▶ [Set task]
Copy every entry precisely.

--- begin Provided entries ---

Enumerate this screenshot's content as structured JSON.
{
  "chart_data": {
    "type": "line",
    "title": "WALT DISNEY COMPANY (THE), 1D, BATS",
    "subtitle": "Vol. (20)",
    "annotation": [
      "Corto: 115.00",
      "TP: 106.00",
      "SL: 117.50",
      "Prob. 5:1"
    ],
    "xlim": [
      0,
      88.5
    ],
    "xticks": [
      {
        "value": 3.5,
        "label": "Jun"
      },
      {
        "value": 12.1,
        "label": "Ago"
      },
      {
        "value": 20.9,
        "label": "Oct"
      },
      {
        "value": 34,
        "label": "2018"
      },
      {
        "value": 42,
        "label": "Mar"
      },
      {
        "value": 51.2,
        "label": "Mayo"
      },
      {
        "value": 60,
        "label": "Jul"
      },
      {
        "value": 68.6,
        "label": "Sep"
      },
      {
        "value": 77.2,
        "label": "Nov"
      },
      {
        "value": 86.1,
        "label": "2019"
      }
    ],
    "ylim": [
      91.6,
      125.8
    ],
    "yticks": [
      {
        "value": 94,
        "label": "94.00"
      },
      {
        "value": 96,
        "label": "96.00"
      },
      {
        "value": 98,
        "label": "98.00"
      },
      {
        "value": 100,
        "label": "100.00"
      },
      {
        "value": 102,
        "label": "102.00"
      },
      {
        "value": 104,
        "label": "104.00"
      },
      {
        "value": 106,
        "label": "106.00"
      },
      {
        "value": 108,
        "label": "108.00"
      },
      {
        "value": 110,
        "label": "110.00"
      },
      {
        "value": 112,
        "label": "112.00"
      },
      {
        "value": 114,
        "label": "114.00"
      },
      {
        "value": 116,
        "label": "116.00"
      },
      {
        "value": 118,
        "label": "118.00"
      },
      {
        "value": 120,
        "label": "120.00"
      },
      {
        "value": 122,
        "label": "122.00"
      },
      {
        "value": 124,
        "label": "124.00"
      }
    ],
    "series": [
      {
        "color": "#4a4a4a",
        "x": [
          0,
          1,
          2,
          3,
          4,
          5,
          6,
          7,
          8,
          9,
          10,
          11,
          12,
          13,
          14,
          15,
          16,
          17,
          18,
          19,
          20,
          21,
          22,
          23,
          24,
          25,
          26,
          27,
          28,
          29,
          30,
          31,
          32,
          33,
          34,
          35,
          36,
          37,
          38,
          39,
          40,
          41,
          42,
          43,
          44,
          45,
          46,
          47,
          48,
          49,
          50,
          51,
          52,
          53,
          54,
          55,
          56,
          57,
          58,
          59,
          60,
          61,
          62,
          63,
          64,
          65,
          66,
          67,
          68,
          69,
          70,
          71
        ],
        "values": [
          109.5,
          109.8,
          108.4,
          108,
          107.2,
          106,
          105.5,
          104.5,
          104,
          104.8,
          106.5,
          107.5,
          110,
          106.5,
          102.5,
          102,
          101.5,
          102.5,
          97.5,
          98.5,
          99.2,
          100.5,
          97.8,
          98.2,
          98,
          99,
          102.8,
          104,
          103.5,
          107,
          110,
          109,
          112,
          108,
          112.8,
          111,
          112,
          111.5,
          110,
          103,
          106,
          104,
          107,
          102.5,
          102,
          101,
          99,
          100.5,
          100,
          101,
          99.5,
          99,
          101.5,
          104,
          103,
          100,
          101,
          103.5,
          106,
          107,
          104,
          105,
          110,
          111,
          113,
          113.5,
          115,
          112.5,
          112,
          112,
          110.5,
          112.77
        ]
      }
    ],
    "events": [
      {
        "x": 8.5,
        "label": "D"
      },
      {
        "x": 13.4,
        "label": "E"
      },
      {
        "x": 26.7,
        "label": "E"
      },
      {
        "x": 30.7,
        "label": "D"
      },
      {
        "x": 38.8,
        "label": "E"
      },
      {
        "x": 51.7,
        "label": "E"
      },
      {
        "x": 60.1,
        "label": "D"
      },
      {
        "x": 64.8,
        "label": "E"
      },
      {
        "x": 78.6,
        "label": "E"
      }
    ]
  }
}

--- end Provided entries ---

▶ [Answer to this task]
Enumerate this screenshot's content as structured JSON.
{
  "chart_data": {
    "type": "line",
    "title": "WALT DISNEY COMPANY (THE), 1D, BATS",
    "subtitle": "Vol. (20)",
    "annotation": [
      "Corto: 115.00",
      "TP: 106.00",
      "SL: 117.50",
      "Prob. 5:1"
    ],
    "xlim": [
      0,
      88.5
    ],
    "xticks": [
      {
        "value": 3.5,
        "label": "Jun"
      },
      {
        "value": 12.1,
        "label": "Ago"
      },
      {
        "value": 20.9,
        "label": "Oct"
      },
      {
        "value": 34,
        "label": "2018"
      },
      {
        "value": 42,
        "label": "Mar"
      },
      {
        "value": 51.2,
        "label": "Mayo"
      },
      {
        "value": 60,
        "label": "Jul"
      },
      {
        "value": 68.6,
        "label": "Sep"
      },
      {
        "value": 77.2,
        "label": "Nov"
      },
      {
        "value": 86.1,
        "label": "2019"
      }
    ],
    "ylim": [
      91.6,
      125.8
    ],
    "yticks": [
      {
        "value": 94,
        "label": "94.00"
      },
      {
        "value": 96,
        "label": "96.00"
      },
      {
        "value": 98,
        "label": "98.00"
      },
      {
        "value": 100,
        "label": "100.00"
      },
      {
        "value": 102,
        "label": "102.00"
      },
      {
        "value": 104,
        "label": "104.00"
      },
      {
        "value": 106,
        "label": "106.00"
      },
      {
        "value": 108,
        "label": "108.00"
      },
      {
        "value": 110,
        "label": "110.00"
      },
      {
        "value": 112,
        "label": "112.00"
      },
      {
        "value": 114,
        "label": "114.00"
      },
      {
        "value": 116,
        "label": "116.00"
      },
      {
        "value": 118,
        "label": "118.00"
      },
      {
        "value": 120,
        "label": "120.00"
      },
      {
        "value": 122,
        "label": "122.00"
      },
      {
        "value": 124,
        "label": "124.00"
      }
    ],
    "series": [
      {
        "color": "#4a4a4a",
        "x": [
          0,
          1,
          2,
          3,
          4,
          5,
          6,
          7,
          8,
          9,
          10,
          11,
          12,
          13,
          14,
          15,
          16,
          17,
          18,
          19,
          20,
          21,
          22,
          23,
          24,
          25,
          26,
          27,
          28,
          29,
          30,
          31,
          32,
          33,
          34,
          35,
          36,
          37,
          38,
          39,
          40,
          41,
          42,
          43,
          44,
          45,
          46,
          47,
          48,
          49,
          50,
          51,
          52,
          53,
          54,
          55,
          56,
          57,
          58,
          59,
          60,
          61,
          62,
          63,
          64,
          65,
          66,
          67,
          68,
          69,
          70,
          71
        ],
        "values": [
          109.5,
          109.8,
          108.4,
          108,
          107.2,
          106,
          105.5,
          104.5,
          104,
          104.8,
          106.5,
          107.5,
          110,
          106.5,
          102.5,
          102,
          101.5,
          102.5,
          97.5,
          98.5,
          99.2,
          100.5,
          97.8,
          98.2,
          98,
          99,
          102.8,
          104,
          103.5,
          107,
          110,
          109,
          112,
          108,
          112.8,
          111,
          112,
          111.5,
          110,
          103,
          106,
          104,
          107,
          102.5,
          102,
          101,
          99,
          100.5,
          100,
          101,
          99.5,
          99,
          101.5,
          104,
          103,
          100,
          101,
          103.5,
          106,
          107,
          104,
          105,
          110,
          111,
          113,
          113.5,
          115,
          112.5,
          112,
          112,
          110.5,
          112.77
        ]
      }
    ],
    "events": [
      {
        "x": 8.5,
        "label": "D"
      },
      {
        "x": 13.4,
        "label": "E"
      },
      {
        "x": 26.7,
        "label": "E"
      },
      {
        "x": 30.7,
        "label": "D"
      },
      {
        "x": 38.8,
        "label": "E"
      },
      {
        "x": 51.7,
        "label": "E"
      },
      {
        "x": 60.1,
        "label": "D"
      },
      {
        "x": 64.8,
        "label": "E"
      },
      {
        "x": 78.6,
        "label": "E"
      }
    ]
  }
}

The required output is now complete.